[Structured figure records]
[BEGIN]

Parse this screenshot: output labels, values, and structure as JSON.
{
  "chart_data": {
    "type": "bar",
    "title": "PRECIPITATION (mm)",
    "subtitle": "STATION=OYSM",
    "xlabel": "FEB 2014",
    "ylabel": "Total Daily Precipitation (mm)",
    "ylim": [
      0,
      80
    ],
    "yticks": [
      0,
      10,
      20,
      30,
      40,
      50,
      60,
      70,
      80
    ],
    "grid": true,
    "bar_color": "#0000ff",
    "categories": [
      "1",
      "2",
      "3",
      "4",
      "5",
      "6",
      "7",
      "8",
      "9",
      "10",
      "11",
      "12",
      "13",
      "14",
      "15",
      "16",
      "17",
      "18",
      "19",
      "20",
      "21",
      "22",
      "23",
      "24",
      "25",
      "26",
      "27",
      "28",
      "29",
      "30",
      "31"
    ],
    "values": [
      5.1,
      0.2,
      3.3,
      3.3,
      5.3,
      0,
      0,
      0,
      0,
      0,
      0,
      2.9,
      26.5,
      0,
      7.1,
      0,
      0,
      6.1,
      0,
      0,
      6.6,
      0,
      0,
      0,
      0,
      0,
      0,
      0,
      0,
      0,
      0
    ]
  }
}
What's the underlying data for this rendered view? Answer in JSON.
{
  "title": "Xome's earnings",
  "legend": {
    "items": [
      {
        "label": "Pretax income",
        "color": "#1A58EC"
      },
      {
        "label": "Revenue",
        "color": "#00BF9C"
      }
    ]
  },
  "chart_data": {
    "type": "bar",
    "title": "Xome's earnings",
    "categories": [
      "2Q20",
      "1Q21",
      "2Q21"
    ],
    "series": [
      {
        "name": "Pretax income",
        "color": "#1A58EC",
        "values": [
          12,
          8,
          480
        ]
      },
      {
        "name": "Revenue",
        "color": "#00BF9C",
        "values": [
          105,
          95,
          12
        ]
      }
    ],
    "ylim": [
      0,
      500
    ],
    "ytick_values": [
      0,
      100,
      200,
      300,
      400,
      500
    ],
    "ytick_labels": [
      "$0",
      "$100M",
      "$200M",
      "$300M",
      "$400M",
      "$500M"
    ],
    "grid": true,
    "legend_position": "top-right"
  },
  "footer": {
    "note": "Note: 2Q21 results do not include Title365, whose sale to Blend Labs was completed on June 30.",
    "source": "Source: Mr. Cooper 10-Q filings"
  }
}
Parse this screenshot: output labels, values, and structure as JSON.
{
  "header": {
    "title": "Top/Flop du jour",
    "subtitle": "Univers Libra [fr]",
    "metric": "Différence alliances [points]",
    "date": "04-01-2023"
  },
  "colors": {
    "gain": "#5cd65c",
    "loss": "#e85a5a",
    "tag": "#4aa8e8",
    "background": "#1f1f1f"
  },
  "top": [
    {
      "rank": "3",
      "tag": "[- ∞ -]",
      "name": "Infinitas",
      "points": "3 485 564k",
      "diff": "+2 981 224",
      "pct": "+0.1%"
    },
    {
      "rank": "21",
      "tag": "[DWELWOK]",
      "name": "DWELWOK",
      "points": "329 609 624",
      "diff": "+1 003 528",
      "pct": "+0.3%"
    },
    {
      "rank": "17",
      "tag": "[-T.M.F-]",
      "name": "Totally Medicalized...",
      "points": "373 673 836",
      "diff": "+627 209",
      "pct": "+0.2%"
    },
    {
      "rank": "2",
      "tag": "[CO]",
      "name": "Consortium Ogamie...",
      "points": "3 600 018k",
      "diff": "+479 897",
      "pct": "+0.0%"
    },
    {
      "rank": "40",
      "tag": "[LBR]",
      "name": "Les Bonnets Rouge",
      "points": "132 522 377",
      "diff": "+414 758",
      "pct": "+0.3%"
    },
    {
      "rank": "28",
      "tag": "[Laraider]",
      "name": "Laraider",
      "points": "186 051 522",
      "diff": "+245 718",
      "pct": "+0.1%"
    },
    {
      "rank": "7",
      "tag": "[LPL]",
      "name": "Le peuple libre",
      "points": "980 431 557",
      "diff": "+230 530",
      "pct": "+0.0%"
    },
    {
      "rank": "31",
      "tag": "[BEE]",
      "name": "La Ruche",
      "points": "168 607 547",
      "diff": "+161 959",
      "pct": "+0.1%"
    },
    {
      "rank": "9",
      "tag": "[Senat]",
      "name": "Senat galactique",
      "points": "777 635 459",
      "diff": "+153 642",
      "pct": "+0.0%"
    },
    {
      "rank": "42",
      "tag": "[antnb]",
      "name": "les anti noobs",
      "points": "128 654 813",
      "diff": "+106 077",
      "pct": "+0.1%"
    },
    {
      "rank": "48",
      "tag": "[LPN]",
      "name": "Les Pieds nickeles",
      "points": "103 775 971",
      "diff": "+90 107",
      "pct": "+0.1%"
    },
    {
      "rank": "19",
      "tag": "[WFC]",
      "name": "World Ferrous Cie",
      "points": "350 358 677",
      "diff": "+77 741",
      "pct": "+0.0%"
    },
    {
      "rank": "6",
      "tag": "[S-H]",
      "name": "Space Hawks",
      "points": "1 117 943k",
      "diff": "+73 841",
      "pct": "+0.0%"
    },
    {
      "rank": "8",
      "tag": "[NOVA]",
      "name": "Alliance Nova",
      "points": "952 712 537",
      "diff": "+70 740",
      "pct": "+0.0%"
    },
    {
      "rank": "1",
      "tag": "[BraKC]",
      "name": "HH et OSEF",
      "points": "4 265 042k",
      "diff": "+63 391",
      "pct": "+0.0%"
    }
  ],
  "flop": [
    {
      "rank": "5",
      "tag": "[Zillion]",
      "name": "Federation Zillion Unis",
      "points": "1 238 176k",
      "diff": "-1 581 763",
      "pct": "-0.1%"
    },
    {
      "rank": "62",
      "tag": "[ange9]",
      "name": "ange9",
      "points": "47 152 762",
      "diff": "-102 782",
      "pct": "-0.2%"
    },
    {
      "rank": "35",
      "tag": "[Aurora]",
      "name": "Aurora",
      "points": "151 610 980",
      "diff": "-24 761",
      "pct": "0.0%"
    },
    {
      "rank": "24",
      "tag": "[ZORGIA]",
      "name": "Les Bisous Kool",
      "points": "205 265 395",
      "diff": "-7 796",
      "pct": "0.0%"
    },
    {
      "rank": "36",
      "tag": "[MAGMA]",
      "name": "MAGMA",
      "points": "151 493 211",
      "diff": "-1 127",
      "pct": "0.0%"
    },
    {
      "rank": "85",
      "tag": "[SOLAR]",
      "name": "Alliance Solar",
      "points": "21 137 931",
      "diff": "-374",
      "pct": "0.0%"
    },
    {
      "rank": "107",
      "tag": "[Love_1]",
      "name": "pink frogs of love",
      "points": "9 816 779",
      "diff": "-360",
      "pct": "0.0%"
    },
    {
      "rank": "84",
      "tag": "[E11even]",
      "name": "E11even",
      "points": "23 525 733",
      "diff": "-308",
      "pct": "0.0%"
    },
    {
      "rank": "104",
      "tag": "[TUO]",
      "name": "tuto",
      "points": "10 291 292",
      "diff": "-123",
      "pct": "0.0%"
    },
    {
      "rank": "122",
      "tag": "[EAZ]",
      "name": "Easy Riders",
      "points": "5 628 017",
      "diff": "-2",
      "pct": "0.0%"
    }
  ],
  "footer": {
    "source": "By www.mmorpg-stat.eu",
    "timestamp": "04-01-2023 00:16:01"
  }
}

[END]

• _Given exercise_
Output the full listing without altering anything.

• _Solution to this exercise_
Parse this screenshot: output labels, values, and structure as JSON.
{
  "chart_data": {
    "type": "bar",
    "title": "PRECIPITATION (mm)",
    "subtitle": "STATION=OYSM",
    "xlabel": "FEB 2014",
    "ylabel": "Total Daily Precipitation (mm)",
    "ylim": [
      0,
      80
    ],
    "yticks": [
      0,
      10,
      20,
      30,
      40,
      50,
      60,
      70,
      80
    ],
    "grid": true,
    "bar_color": "#0000ff",
    "categories": [
      "1",
      "2",
      "3",
      "4",
      "5",
      "6",
      "7",
      "8",
      "9",
      "10",
      "11",
      "12",
      "13",
      "14",
      "15",
      "16",
      "17",
      "18",
      "19",
      "20",
      "21",
      "22",
      "23",
      "24",
      "25",
      "26",
      "27",
      "28",
      "29",
      "30",
      "31"
    ],
    "values": [
      5.1,
      0.2,
      3.3,
      3.3,
      5.3,
      0,
      0,
      0,
      0,
      0,
      0,
      2.9,
      26.5,
      0,
      7.1,
      0,
      0,
      6.1,
      0,
      0,
      6.6,
      0,
      0,
      0,
      0,
      0,
      0,
      0,
      0,
      0,
      0
    ]
  }
}
What's the underlying data for this rendered view? Answer in JSON.
{
  "title": "Xome's earnings",
  "legend": {
    "items": [
      {
        "label": "Pretax income",
        "color": "#1A58EC"
      },
      {
        "label": "Revenue",
        "color": "#00BF9C"
      }
    ]
  },
  "chart_data": {
    "type": "bar",
    "title": "Xome's earnings",
    "categories": [
      "2Q20",
      "1Q21",
      "2Q21"
    ],
    "series": [
      {
        "name": "Pretax income",
        "color": "#1A58EC",
        "values": [
          12,
          8,
          480
        ]
      },
      {
        "name": "Revenue",
        "color": "#00BF9C",
        "values": [
          105,
          95,
          12
        ]
      }
    ],
    "ylim": [
      0,
      500
    ],
    "ytick_values": [
      0,
      100,
      200,
      300,
      400,
      500
    ],
    "ytick_labels": [
      "$0",
      "$100M",
      "$200M",
      "$300M",
      "$400M",
      "$500M"
    ],
    "grid": true,
    "legend_position": "top-right"
  },
  "footer": {
    "note": "Note: 2Q21 results do not include Title365, whose sale to Blend Labs was completed on June 30.",
    "source": "Source: Mr. Cooper 10-Q filings"
  }
}
Parse this screenshot: output labels, values, and structure as JSON.
{
  "header": {
    "title": "Top/Flop du jour",
    "subtitle": "Univers Libra [fr]",
    "metric": "Différence alliances [points]",
    "date": "04-01-2023"
  },
  "colors": {
    "gain": "#5cd65c",
    "loss": "#e85a5a",
    "tag": "#4aa8e8",
    "background": "#1f1f1f"
  },
  "top": [
    {
      "rank": "3",
      "tag": "[- ∞ -]",
      "name": "Infinitas",
      "points": "3 485 564k",
      "diff": "+2 981 224",
      "pct": "+0.1%"
    },
    {
      "rank": "21",
      "tag": "[DWELWOK]",
      "name": "DWELWOK",
      "points": "329 609 624",
      "diff": "+1 003 528",
      "pct": "+0.3%"
    },
    {
      "rank": "17",
      "tag": "[-T.M.F-]",
      "name": "Totally Medicalized...",
      "points": "373 673 836",
      "diff": "+627 209",
      "pct": "+0.2%"
    },
    {
      "rank": "2",
      "tag": "[CO]",
      "name": "Consortium Ogamie...",
      "points": "3 600 018k",
      "diff": "+479 897",
      "pct": "+0.0%"
    },
    {
      "rank": "40",
      "tag": "[LBR]",
      "name": "Les Bonnets Rouge",
      "points": "132 522 377",
      "diff": "+414 758",
      "pct": "+0.3%"
    },
    {
      "rank": "28",
      "tag": "[Laraider]",
      "name": "Laraider",
      "points": "186 051 522",
      "diff": "+245 718",
      "pct": "+0.1%"
    },
    {
      "rank": "7",
      "tag": "[LPL]",
      "name": "Le peuple libre",
      "points": "980 431 557",
      "diff": "+230 530",
      "pct": "+0.0%"
    },
    {
      "rank": "31",
      "tag": "[BEE]",
      "name": "La Ruche",
      "points": "168 607 547",
      "diff": "+161 959",
      "pct": "+0.1%"
    },
    {
      "rank": "9",
      "tag": "[Senat]",
      "name": "Senat galactique",
      "points": "777 635 459",
      "diff": "+153 642",
      "pct": "+0.0%"
    },
    {
      "rank": "42",
      "tag": "[antnb]",
      "name": "les anti noobs",
      "points": "128 654 813",
      "diff": "+106 077",
      "pct": "+0.1%"
    },
    {
      "rank": "48",
      "tag": "[LPN]",
      "name": "Les Pieds nickeles",
      "points": "103 775 971",
      "diff": "+90 107",
      "pct": "+0.1%"
    },
    {
      "rank": "19",
      "tag": "[WFC]",
      "name": "World Ferrous Cie",
      "points": "350 358 677",
      "diff": "+77 741",
      "pct": "+0.0%"
    },
    {
      "rank": "6",
      "tag": "[S-H]",
      "name": "Space Hawks",
      "points": "1 117 943k",
      "diff": "+73 841",
      "pct": "+0.0%"
    },
    {
      "rank": "8",
      "tag": "[NOVA]",
      "name": "Alliance Nova",
      "points": "952 712 537",
      "diff": "+70 740",
      "pct": "+0.0%"
    },
    {
      "rank": "1",
      "tag": "[BraKC]",
      "name": "HH et OSEF",
      "points": "4 265 042k",
      "diff": "+63 391",
      "pct": "+0.0%"
    }
  ],
  "flop": [
    {
      "rank": "5",
      "tag": "[Zillion]",
      "name": "Federation Zillion Unis",
      "points": "1 238 176k",
      "diff": "-1 581 763",
      "pct": "-0.1%"
    },
    {
      "rank": "62",
      "tag": "[ange9]",
      "name": "ange9",
      "points": "47 152 762",
      "diff": "-102 782",
      "pct": "-0.2%"
    },
    {
      "rank": "35",
      "tag": "[Aurora]",
      "name": "Aurora",
      "points": "151 610 980",
      "diff": "-24 761",
      "pct": "0.0%"
    },
    {
      "rank": "24",
      "tag": "[ZORGIA]",
      "name": "Les Bisous Kool",
      "points": "205 265 395",
      "diff": "-7 796",
      "pct": "0.0%"
    },
    {
      "rank": "36",
      "tag": "[MAGMA]",
      "name": "MAGMA",
      "points": "151 493 211",
      "diff": "-1 127",
      "pct": "0.0%"
    },
    {
      "rank": "85",
      "tag": "[SOLAR]",
      "name": "Alliance Solar",
      "points": "21 137 931",
      "diff": "-374",
      "pct": "0.0%"
    },
    {
      "rank": "107",
      "tag": "[Love_1]",
      "name": "pink frogs of love",
      "points": "9 816 779",
      "diff": "-360",
      "pct": "0.0%"
    },
    {
      "rank": "84",
      "tag": "[E11even]",
      "name": "E11even",
      "points": "23 525 733",
      "diff": "-308",
      "pct": "0.0%"
    },
    {
      "rank": "104",
      "tag": "[TUO]",
      "name": "tuto",
      "points": "10 291 292",
      "diff": "-123",
      "pct": "0.0%"
    },
    {
      "rank": "122",
      "tag": "[EAZ]",
      "name": "Easy Riders",
      "points": "5 628 017",
      "diff": "-2",
      "pct": "0.0%"
    }
  ],
  "footer": {
    "source": "By www.mmorpg-stat.eu",
    "timestamp": "04-01-2023 00:16:01"
  }
}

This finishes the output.